↓
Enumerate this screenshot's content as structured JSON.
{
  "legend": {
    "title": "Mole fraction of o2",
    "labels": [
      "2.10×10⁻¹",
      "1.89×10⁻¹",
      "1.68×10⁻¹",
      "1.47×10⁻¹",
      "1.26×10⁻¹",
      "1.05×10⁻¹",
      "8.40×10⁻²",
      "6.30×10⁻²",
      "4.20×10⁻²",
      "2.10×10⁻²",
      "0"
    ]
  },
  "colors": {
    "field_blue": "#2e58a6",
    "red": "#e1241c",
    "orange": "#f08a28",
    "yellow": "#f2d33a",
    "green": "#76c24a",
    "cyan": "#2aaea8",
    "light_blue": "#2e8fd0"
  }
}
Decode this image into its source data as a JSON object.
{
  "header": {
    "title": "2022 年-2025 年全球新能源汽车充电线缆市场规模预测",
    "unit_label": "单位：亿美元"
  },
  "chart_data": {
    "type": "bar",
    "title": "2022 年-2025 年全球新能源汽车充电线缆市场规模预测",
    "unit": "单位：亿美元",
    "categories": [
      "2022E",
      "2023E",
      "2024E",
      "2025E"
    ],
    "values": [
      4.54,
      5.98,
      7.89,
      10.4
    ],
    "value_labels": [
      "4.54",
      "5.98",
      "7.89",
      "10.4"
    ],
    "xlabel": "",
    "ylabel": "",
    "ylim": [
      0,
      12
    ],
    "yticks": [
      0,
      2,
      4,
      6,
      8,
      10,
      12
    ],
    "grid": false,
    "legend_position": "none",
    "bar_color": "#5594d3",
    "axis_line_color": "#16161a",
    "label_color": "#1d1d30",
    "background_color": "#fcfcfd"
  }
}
↑
◆ **WHAT TO WORK ON**: Each line that holds the word "this" should be extracted from the records.

◆ **REPLY**:
Enumerate this screenshot's content as structured JSON.
Decode this image into its source data as a JSON object.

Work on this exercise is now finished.